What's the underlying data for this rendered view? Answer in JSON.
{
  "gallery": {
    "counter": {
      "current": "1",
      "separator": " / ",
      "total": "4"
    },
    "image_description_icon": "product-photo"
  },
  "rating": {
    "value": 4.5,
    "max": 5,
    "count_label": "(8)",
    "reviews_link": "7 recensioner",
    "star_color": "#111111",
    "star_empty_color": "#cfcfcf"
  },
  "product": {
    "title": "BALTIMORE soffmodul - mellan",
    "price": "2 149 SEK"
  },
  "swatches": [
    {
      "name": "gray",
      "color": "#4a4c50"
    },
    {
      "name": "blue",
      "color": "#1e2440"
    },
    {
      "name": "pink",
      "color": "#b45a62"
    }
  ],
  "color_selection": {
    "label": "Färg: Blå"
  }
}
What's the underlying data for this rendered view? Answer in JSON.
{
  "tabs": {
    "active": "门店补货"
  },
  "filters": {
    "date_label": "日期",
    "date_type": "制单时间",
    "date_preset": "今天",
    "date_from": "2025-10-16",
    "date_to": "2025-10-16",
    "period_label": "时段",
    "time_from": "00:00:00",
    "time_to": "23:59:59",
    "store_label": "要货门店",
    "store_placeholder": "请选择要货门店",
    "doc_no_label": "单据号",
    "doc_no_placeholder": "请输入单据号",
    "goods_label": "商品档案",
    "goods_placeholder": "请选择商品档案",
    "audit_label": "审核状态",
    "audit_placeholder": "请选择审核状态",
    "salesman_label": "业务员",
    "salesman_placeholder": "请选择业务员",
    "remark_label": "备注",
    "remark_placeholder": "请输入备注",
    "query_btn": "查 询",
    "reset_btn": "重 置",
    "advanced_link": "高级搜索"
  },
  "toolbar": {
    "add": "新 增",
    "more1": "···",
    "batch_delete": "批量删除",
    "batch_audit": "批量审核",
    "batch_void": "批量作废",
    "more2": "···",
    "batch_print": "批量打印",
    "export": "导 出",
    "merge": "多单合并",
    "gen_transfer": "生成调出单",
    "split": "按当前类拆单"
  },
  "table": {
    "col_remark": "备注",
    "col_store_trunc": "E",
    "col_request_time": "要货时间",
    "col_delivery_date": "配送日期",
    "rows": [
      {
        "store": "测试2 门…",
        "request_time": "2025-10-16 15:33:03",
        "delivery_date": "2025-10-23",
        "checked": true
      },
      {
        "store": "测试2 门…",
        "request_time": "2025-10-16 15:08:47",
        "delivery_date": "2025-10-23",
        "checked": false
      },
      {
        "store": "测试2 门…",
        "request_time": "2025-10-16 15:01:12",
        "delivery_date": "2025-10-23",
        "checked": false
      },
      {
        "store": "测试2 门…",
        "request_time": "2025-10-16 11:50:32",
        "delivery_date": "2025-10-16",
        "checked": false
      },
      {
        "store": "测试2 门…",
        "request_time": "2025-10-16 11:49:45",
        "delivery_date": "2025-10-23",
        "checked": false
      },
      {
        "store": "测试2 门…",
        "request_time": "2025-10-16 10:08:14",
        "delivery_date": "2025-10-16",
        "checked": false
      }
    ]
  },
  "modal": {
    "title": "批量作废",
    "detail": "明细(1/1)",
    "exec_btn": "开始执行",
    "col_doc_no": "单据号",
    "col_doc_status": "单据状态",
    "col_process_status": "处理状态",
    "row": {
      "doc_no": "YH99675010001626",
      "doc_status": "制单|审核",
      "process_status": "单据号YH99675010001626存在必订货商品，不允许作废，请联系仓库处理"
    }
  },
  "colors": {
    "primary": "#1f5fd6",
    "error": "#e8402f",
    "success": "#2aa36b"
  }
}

■ **GOAL**: Give the entries once more, exactly as they appear.

■ **EXERCISE RESPONSE**:
What's the underlying data for this rendered view? Answer in JSON.
{
  "gallery": {
    "counter": {
      "current": "1",
      "separator": " / ",
      "total": "4"
    },
    "image_description_icon": "product-photo"
  },
  "rating": {
    "value": 4.5,
    "max": 5,
    "count_label": "(8)",
    "reviews_link": "7 recensioner",
    "star_color": "#111111",
    "star_empty_color": "#cfcfcf"
  },
  "product": {
    "title": "BALTIMORE soffmodul - mellan",
    "price": "2 149 SEK"
  },
  "swatches": [
    {
      "name": "gray",
      "color": "#4a4c50"
    },
    {
      "name": "blue",
      "color": "#1e2440"
    },
    {
      "name": "pink",
      "color": "#b45a62"
    }
  ],
  "color_selection": {
    "label": "Färg: Blå"
  }
}
What's the underlying data for this rendered view? Answer in JSON.
{
  "tabs": {
    "active": "门店补货"
  },
  "filters": {
    "date_label": "日期",
    "date_type": "制单时间",
    "date_preset": "今天",
    "date_from": "2025-10-16",
    "date_to": "2025-10-16",
    "period_label": "时段",
    "time_from": "00:00:00",
    "time_to": "23:59:59",
    "store_label": "要货门店",
    "store_placeholder": "请选择要货门店",
    "doc_no_label": "单据号",
    "doc_no_placeholder": "请输入单据号",
    "goods_label": "商品档案",
    "goods_placeholder": "请选择商品档案",
    "audit_label": "审核状态",
    "audit_placeholder": "请选择审核状态",
    "salesman_label": "业务员",
    "salesman_placeholder": "请选择业务员",
    "remark_label": "备注",
    "remark_placeholder": "请输入备注",
    "query_btn": "查 询",
    "reset_btn": "重 置",
    "advanced_link": "高级搜索"
  },
  "toolbar": {
    "add": "新 增",
    "more1": "···",
    "batch_delete": "批量删除",
    "batch_audit": "批量审核",
    "batch_void": "批量作废",
    "more2": "···",
    "batch_print": "批量打印",
    "export": "导 出",
    "merge": "多单合并",
    "gen_transfer": "生成调出单",
    "split": "按当前类拆单"
  },
  "table": {
    "col_remark": "备注",
    "col_store_trunc": "E",
    "col_request_time": "要货时间",
    "col_delivery_date": "配送日期",
    "rows": [
      {
        "store": "测试2 门…",
        "request_time": "2025-10-16 15:33:03",
        "delivery_date": "2025-10-23",
        "checked": true
      },
      {
        "store": "测试2 门…",
        "request_time": "2025-10-16 15:08:47",
        "delivery_date": "2025-10-23",
        "checked": false
      },
      {
        "store": "测试2 门…",
        "request_time": "2025-10-16 15:01:12",
        "delivery_date": "2025-10-23",
        "checked": false
      },
      {
        "store": "测试2 门…",
        "request_time": "2025-10-16 11:50:32",
        "delivery_date": "2025-10-16",
        "checked": false
      },
      {
        "store": "测试2 门…",
        "request_time": "2025-10-16 11:49:45",
        "delivery_date": "2025-10-23",
        "checked": false
      },
      {
        "store": "测试2 门…",
        "request_time": "2025-10-16 10:08:14",
        "delivery_date": "2025-10-16",
        "checked": false
      }
    ]
  },
  "modal": {
    "title": "批量作废",
    "detail": "明细(1/1)",
    "exec_btn": "开始执行",
    "col_doc_no": "单据号",
    "col_doc_status": "单据状态",
    "col_process_status": "处理状态",
    "row": {
      "doc_no": "YH99675010001626",
      "doc_status": "制单|审核",
      "process_status": "单据号YH99675010001626存在必订货商品，不允许作废，请联系仓库处理"
    }
  },
  "colors": {
    "primary": "#1f5fd6",
    "error": "#e8402f",
    "success": "#2aa36b"
  }
}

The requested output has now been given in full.